**PROBLEM REQUIREMENTS**
Spot each line that carries the word "ylabel"; copy those lines.

━━━ DATA EXCERPTS

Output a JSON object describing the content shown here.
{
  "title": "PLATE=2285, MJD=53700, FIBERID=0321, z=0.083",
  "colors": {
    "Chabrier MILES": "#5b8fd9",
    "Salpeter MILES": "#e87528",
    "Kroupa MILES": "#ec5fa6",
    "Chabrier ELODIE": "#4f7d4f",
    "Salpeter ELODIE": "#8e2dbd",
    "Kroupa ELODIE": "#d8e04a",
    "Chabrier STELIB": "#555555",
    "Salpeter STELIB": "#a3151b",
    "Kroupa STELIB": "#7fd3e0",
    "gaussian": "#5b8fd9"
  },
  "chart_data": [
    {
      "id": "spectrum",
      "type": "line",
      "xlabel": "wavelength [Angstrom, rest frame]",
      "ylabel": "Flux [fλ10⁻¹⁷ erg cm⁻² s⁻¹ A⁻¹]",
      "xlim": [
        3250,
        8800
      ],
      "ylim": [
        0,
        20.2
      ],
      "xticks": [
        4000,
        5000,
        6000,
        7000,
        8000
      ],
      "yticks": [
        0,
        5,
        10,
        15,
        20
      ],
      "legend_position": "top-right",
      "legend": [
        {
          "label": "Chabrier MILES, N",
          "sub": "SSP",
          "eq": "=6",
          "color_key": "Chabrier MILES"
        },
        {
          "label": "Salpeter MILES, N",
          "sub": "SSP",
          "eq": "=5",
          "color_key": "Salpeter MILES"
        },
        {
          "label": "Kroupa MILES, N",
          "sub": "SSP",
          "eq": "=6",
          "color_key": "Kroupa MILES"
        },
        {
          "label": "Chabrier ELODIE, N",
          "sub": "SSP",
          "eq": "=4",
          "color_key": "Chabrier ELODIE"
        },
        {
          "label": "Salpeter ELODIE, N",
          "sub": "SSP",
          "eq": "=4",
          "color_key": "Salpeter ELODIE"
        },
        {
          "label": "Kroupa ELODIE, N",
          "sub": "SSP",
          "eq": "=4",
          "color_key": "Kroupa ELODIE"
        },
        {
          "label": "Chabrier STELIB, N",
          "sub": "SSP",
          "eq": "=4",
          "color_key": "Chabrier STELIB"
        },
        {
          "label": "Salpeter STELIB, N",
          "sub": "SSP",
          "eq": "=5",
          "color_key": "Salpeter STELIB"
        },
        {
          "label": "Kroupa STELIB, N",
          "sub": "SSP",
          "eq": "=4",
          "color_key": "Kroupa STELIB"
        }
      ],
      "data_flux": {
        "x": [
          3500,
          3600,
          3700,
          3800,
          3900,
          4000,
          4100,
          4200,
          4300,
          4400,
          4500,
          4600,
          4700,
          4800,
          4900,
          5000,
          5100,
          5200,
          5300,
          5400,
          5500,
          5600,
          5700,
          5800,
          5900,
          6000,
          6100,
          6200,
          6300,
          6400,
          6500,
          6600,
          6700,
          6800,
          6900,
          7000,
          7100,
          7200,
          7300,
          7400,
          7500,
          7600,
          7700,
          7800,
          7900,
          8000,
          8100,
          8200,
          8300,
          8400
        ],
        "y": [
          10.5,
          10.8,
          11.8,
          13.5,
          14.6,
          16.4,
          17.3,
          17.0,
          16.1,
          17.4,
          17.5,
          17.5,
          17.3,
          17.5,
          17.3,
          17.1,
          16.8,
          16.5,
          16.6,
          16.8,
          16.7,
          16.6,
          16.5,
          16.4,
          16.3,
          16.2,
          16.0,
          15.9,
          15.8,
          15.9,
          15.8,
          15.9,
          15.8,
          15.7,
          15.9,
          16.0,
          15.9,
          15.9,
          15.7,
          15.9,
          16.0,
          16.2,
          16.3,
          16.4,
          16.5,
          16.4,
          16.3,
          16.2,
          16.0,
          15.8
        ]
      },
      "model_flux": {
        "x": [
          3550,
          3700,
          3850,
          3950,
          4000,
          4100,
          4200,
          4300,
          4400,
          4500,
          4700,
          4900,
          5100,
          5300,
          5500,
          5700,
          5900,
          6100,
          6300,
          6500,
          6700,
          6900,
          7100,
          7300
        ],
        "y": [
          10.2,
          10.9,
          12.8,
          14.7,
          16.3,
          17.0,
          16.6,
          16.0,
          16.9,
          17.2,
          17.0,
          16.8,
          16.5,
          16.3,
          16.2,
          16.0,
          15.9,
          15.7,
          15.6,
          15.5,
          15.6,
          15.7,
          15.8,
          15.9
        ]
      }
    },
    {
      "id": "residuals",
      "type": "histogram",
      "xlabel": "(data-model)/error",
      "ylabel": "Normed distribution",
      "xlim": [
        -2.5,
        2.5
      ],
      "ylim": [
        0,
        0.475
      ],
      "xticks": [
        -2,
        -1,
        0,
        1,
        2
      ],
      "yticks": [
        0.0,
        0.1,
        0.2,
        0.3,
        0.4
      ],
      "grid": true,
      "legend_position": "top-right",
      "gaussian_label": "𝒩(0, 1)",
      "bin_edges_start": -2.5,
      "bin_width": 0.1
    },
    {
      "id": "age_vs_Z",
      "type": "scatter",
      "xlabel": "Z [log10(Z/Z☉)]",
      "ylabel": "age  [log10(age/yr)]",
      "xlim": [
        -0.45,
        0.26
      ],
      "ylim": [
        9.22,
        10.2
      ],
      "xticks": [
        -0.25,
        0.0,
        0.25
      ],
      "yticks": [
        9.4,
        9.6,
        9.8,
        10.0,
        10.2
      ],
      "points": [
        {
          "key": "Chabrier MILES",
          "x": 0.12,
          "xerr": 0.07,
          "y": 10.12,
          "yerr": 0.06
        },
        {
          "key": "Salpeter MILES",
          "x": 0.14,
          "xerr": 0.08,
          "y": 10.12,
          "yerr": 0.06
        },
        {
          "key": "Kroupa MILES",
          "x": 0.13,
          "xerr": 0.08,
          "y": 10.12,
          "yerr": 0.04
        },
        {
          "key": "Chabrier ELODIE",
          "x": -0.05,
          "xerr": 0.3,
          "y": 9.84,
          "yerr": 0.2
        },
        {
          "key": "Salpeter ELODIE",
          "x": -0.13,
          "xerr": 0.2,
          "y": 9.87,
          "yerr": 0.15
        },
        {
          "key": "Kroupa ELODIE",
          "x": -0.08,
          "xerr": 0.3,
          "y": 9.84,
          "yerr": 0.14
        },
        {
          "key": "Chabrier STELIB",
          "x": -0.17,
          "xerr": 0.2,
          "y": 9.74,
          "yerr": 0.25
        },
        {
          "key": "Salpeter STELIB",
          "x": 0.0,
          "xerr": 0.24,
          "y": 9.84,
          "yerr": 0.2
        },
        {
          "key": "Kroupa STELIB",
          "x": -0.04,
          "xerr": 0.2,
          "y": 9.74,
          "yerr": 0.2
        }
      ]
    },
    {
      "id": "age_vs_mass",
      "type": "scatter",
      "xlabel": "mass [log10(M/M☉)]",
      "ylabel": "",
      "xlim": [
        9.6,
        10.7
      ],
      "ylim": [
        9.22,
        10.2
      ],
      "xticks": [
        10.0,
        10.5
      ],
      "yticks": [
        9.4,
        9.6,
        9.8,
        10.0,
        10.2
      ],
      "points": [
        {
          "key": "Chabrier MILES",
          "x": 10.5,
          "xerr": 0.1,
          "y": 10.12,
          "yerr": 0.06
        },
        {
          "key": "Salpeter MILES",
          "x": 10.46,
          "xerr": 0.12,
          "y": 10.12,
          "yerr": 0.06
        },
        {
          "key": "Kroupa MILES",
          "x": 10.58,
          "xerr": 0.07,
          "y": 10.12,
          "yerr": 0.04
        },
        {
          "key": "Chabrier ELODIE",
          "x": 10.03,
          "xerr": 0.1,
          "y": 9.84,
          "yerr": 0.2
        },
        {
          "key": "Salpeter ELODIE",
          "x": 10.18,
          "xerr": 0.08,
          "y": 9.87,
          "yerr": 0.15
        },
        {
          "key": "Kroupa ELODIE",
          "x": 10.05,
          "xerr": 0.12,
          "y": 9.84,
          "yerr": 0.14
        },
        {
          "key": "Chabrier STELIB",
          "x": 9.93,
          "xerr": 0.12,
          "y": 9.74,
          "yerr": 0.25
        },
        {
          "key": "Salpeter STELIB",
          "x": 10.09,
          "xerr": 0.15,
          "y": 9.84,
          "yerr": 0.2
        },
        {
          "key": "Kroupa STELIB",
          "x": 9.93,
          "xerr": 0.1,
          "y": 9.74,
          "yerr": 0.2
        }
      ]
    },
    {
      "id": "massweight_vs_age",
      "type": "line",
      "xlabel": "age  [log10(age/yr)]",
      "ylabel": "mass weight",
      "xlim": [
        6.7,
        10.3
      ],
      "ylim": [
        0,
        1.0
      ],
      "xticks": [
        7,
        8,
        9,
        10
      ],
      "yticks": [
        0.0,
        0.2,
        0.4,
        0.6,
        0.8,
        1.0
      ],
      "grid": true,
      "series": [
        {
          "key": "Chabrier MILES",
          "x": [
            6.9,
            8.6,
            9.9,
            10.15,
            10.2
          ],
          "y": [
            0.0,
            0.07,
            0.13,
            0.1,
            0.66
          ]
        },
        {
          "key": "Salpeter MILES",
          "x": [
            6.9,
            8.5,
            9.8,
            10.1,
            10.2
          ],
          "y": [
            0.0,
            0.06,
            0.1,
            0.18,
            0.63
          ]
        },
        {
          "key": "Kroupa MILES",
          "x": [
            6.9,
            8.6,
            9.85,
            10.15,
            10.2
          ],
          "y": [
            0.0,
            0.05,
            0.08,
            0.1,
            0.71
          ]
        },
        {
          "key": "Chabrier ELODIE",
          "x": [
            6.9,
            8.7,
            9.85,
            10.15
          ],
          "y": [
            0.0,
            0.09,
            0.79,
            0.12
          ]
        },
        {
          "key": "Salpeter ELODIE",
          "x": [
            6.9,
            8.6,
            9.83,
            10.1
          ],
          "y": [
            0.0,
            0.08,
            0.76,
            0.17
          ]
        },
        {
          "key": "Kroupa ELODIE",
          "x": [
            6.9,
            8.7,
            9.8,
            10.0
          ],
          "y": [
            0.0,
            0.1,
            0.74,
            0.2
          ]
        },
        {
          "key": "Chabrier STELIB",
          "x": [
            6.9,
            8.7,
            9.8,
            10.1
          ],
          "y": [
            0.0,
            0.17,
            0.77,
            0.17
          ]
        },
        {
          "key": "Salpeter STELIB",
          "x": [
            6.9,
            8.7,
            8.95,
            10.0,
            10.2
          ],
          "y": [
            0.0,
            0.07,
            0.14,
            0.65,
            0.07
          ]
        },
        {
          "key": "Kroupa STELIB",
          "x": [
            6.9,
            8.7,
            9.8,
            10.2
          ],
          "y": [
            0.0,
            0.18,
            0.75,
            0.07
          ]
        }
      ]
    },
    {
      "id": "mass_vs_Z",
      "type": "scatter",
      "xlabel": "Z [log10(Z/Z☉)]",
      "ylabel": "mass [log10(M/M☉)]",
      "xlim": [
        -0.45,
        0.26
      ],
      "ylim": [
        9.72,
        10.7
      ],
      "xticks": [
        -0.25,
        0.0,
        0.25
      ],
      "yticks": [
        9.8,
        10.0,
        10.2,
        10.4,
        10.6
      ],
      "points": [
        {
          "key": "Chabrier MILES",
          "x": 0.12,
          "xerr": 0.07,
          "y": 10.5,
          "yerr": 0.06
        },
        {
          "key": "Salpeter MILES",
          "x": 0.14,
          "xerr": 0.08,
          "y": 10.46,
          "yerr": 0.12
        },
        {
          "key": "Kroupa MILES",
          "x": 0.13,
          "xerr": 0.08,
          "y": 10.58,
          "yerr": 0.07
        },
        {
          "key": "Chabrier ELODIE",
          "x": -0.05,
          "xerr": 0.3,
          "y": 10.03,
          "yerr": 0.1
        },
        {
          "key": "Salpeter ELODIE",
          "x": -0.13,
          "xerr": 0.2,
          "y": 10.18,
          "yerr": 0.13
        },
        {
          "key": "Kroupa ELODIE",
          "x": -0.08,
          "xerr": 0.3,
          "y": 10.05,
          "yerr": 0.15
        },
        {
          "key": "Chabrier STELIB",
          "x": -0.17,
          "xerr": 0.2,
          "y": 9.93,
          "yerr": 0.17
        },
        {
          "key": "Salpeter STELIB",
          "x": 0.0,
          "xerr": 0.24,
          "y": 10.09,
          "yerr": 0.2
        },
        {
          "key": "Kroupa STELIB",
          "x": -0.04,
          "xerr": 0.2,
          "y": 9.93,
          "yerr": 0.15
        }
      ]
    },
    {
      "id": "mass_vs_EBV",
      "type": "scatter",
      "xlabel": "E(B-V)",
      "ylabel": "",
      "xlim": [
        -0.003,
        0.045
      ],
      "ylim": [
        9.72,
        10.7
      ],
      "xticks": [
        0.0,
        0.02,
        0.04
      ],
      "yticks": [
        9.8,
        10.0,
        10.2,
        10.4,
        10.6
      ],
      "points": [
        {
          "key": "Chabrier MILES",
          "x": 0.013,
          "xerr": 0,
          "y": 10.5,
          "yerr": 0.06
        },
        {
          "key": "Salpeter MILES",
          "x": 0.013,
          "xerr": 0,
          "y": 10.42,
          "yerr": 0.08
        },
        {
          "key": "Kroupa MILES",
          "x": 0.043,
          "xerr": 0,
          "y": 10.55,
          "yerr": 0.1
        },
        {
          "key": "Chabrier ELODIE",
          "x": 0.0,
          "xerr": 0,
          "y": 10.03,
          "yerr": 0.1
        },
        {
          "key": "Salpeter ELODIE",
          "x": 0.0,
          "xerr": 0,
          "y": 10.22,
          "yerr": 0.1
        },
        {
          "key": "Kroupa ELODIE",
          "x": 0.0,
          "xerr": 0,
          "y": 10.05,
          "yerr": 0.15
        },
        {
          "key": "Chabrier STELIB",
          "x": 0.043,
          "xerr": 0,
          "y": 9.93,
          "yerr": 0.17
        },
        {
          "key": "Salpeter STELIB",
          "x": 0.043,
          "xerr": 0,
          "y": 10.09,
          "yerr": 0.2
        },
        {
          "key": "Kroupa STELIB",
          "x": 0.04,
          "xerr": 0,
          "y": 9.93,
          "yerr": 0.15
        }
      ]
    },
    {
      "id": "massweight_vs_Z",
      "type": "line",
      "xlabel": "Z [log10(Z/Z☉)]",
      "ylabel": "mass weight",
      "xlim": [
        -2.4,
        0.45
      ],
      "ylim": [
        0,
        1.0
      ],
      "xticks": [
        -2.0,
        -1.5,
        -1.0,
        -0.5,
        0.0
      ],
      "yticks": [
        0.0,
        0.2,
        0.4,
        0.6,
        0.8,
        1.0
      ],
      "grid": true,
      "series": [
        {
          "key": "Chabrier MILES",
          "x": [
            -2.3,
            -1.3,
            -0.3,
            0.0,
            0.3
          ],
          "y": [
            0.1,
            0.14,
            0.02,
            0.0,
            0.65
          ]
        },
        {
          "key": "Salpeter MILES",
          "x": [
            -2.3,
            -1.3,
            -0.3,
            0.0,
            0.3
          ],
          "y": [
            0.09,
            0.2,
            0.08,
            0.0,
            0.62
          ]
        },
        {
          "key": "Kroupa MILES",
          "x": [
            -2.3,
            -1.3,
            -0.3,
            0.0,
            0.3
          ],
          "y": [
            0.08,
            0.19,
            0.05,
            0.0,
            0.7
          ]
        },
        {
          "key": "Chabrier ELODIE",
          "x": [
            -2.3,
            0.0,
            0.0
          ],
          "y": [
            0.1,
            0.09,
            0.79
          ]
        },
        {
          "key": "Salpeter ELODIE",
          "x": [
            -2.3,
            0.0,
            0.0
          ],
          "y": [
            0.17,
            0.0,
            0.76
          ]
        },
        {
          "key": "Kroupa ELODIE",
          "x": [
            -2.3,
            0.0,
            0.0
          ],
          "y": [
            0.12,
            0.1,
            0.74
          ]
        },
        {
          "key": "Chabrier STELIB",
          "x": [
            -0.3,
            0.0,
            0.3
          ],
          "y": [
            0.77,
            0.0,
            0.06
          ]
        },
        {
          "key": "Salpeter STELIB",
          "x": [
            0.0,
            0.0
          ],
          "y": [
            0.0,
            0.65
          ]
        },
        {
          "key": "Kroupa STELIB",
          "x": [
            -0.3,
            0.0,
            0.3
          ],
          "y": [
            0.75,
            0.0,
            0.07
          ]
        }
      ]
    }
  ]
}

━━━━━━

**IN RESPONSE**
      "ylabel": "Flux [fλ10⁻¹⁷ erg cm⁻² s⁻¹ A⁻¹]",
      "ylabel": "Normed distribution",
      "ylabel": "age  [log10(age/yr)]",
      "ylabel": "",
      "ylabel": "mass weight",
      "ylabel": "mass [log10(M/M☉)]",
      "ylabel": "",
      "ylabel": "mass weight",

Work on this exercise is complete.